_Text segment_

[START]

I.
This is a story about my lifelong, personal, often-too-intimate relationship with Television. And like any good story, it ends with me on the roof of my house, yelling at my neighbors.
I’ll back up.
This summer, I was forced to give up my beloved DirecTV satellite dish thanks to my homeowner’s association. Now when I say ‘forced,’ I suppose it’s more fair to say that I was ‘strongly encouraged.’ And I guess when I say I was ‘strongly encouraged,’ I really mean I ‘threw a pissbaby tantrum and threatened to burn every unit in the complex to the ground.’
Look, I bought a condo because I don’t care. I couldn’t care less about anything from the drywall-out. I don’t care about the height of my mailbox. I don’t care about the color of the stoops. I will do anything, literally anything, that the voting majority of the HOA wants. Want to raise dues again? Sure. Want to hire a different landscaping service because they show up 20 minutes earlier and their trucks aren’t as loud? Go nuts, weirdos. I am a perfect, automaton neighbor, and I write a check every month to ensure that some other power-hungry sociopath takes care of these decisions for me. When I want to start shit about the hedges or get into gardening (after suffering, I assume, some sort of head injury), I’ll buy a house with a yard that I own. I knew what I was getting into.
The problem came to my front door (or roof, as it were) in July. At an HOA meeting where I voted by proxy and told them to do whatever they wanted, the decision was made to replace the roofs. This was going to be costly (okay). This was going to tap our reserve funds (hey, whaddya gonna do). This was going to cost additional money out of pocket (sounds like poor fund management, but majority rules). Oh, and this also meant that satellite dishes had to go. Forever.
Gavel-gavel-gavel, meeting over.
The consequences of my own non-actions made me furious. "That wasn’t an HOA meeting!" I exclaimed, pacing circles around the breakfast nook and crumpling the official letter in my hand. "That was a cavalcade of fascism! A book burning! A desecration of culture!"
My cats were less than enraptured, but continued to politely function as my audience as I waved a finger in the air. "I won’t stand for this! I’m…I’m an American! I’m an American citizen, and they can take my satellite dish when they pry it from my doughy, pasty corpse!"
How suddenly I became interested in neighborhood issues when it directly affected me in the most benign way possible, and my wife was quick to point this out. In fact, a quick scan through the bylaws stated that, yes, this was completely within the HOA’s rights, and there’s a good chance that those of us with dishes probably should have never had them in the first place.
I remained feral and undeterred. "As God is my witness, I’ll become the worst neighbor this city’s ever seen! I’ll poop on the lawn! I’ll walk to the mailbox with my wiener hanging out every morning! I’ll chain myself to the goddamn recycling bins if I have to!"

[END]

_Challenge A_
In the satellite dish essay, how did the narrator take part in the July HOA meeting?
_Challenge B_
According to the satellite dish essay, why did the narrator choose to buy a condo?
_Challenge C_
Reproduce the stretch of the satellite dish essay from "My cats were" through "the first place.".
The records after this point are separate material, unrelated to the satellite dish essay.

_Given data_
[START]

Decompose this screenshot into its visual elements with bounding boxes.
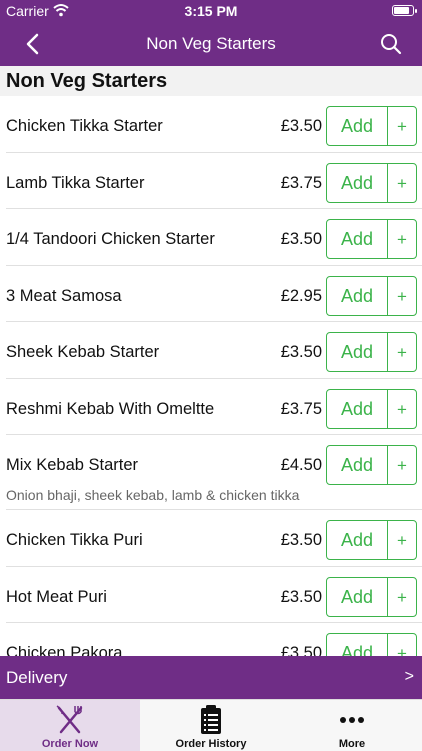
more-dots-icon bbox=[340, 717, 364, 723]
add-label: Add bbox=[340, 586, 374, 607]
list-item[interactable]: Chicken Tikka Starter £3.50 Add + bbox=[6, 96, 422, 153]
list-item[interactable]: 3 Meat Samosa £2.95 Add + bbox=[6, 266, 422, 322]
item-price: £3.50 bbox=[280, 644, 322, 656]
add-label: Add bbox=[340, 530, 374, 550]
battery-fill bbox=[394, 7, 409, 14]
add-label: Add bbox=[340, 285, 374, 306]
status-bar: Carrier 3:15 PM bbox=[0, 0, 422, 22]
status-time: 3:15 PM bbox=[184, 3, 238, 19]
delivery-bar[interactable]: Delivery > bbox=[0, 656, 422, 699]
add-label: Add bbox=[340, 116, 374, 136]
add-button[interactable]: Add + bbox=[326, 162, 417, 203]
tab-label: Order History bbox=[175, 738, 247, 750]
nav-bar: Non Veg Starters bbox=[0, 22, 422, 66]
tab-more[interactable]: More bbox=[282, 700, 422, 751]
item-price: £4.50 bbox=[280, 456, 322, 474]
tab-order-history[interactable]: Order History bbox=[141, 700, 281, 751]
item-name: 1/4 Tandoori Chicken Starter bbox=[6, 230, 215, 248]
battery-icon bbox=[392, 5, 417, 16]
plus-icon: + bbox=[397, 456, 407, 475]
item-price: £3.75 bbox=[280, 173, 322, 192]
plus-icon: + bbox=[397, 286, 407, 306]
item-price: £3.75 bbox=[280, 399, 322, 418]
chevron-right-icon: > bbox=[404, 668, 414, 685]
clipboard-list-icon bbox=[201, 705, 221, 734]
item-price: £2.95 bbox=[280, 286, 322, 305]
item-price: £3.50 bbox=[280, 531, 322, 549]
plus-icon: + bbox=[397, 117, 407, 136]
plus-icon: + bbox=[397, 343, 407, 362]
item-description: Onion bhaji, sheek kebab, lamb & chicken… bbox=[6, 487, 300, 503]
item-name: Mix Kebab Starter bbox=[6, 456, 139, 474]
list-item[interactable]: Chicken Pakora £3.50 Add + bbox=[6, 623, 422, 656]
plus-icon: + bbox=[397, 587, 407, 607]
add-label: Add bbox=[340, 398, 374, 419]
menu-list[interactable]: Chicken Tikka Starter £3.50 Add + Lamb Tikka… bbox=[0, 96, 422, 656]
list-item[interactable]: Mix Kebab Starter £4.50 Onion bhaji, sheek… bbox=[6, 435, 422, 510]
item-name: Reshmi Kebab With Omeltte bbox=[6, 399, 215, 418]
item-price: £3.50 bbox=[280, 230, 322, 248]
nav-title: Non Veg Starters bbox=[146, 34, 276, 53]
add-button[interactable]: Add + bbox=[326, 445, 417, 485]
item-name: Chicken Pakora bbox=[6, 644, 123, 656]
add-button[interactable]: Add + bbox=[326, 275, 417, 316]
item-price: £3.50 bbox=[280, 343, 322, 361]
list-item[interactable]: Hot Meat Puri £3.50 Add + bbox=[6, 567, 422, 623]
item-name: 3 Meat Samosa bbox=[6, 286, 122, 305]
search-icon[interactable] bbox=[380, 33, 402, 55]
list-item[interactable]: Lamb Tikka Starter £3.75 Add + bbox=[6, 153, 422, 209]
add-button[interactable]: Add + bbox=[326, 520, 417, 560]
plus-icon: + bbox=[397, 230, 407, 249]
plus-icon: + bbox=[397, 173, 407, 193]
list-item[interactable]: Sheek Kebab Starter £3.50 Add + bbox=[6, 322, 422, 379]
add-label: Add bbox=[340, 172, 374, 193]
item-name: Sheek Kebab Starter bbox=[6, 343, 160, 361]
add-button[interactable]: Add + bbox=[326, 219, 417, 259]
section-title: Non Veg Starters bbox=[6, 70, 168, 92]
item-name: Chicken Tikka Puri bbox=[6, 531, 143, 549]
fork-knife-icon bbox=[56, 705, 83, 734]
item-name: Chicken Tikka Starter bbox=[6, 117, 163, 135]
add-button[interactable]: Add + bbox=[326, 332, 417, 372]
add-button[interactable]: Add + bbox=[326, 576, 417, 617]
add-button[interactable]: Add + bbox=[326, 388, 417, 429]
list-item[interactable]: Reshmi Kebab With Omeltte £3.75 Add + bbox=[6, 379, 422, 435]
section-header: Non Veg Starters bbox=[0, 66, 422, 96]
plus-icon: + bbox=[397, 399, 407, 419]
item-price: £3.50 bbox=[280, 587, 322, 606]
add-label: Add bbox=[340, 455, 374, 475]
plus-icon: + bbox=[397, 531, 407, 550]
tab-label: Order Now bbox=[41, 738, 99, 750]
item-name: Hot Meat Puri bbox=[6, 587, 107, 606]
tab-bar: Order Now Order History More bbox=[0, 699, 422, 751]
item-price: £3.50 bbox=[280, 117, 322, 135]
add-label: Add bbox=[340, 643, 374, 656]
list-item[interactable]: Chicken Tikka Puri £3.50 Add + bbox=[6, 510, 422, 567]
item-name: Lamb Tikka Starter bbox=[6, 173, 145, 192]
add-button[interactable]: Add + bbox=[326, 633, 417, 656]
add-label: Add bbox=[340, 229, 374, 249]
add-button[interactable]: Add + bbox=[326, 106, 417, 146]
plus-icon: + bbox=[397, 644, 407, 656]
tab-order-now[interactable]: Order Now bbox=[0, 700, 140, 751]
delivery-label: Delivery bbox=[6, 668, 68, 687]
list-item[interactable]: 1/4 Tandoori Chicken Starter £3.50 Add + bbox=[6, 209, 422, 266]
add-label: Add bbox=[340, 342, 374, 362]
tab-label: More bbox=[338, 738, 366, 750]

[END]

_Expected output A_
The narrator voted by proxy and told them to do whatever they wanted.

_Expected output B_
The narrator bought a condo because of not caring about anything "from the drywall-out," such as mailbox height or stoop colors. Paying a check every month means someone else makes those decisions.

_Expected output C_
My cats were less than enraptured, but continued to politely function as my audience as I waved a finger in the air. "I won’t stand for this! I’m…I’m an American! I’m an American citizen, and they can take my satellite dish when they pry it from my doughy, pasty corpse!"
How suddenly I became interested in neighborhood issues when it directly affected me in the most benign way possible, and my wife was quick to point this out. In fact, a quick scan through the bylaws stated that, yes, this was completely within the HOA’s rights, and there’s a good chance that those of us with dishes probably should have never had them in the first place.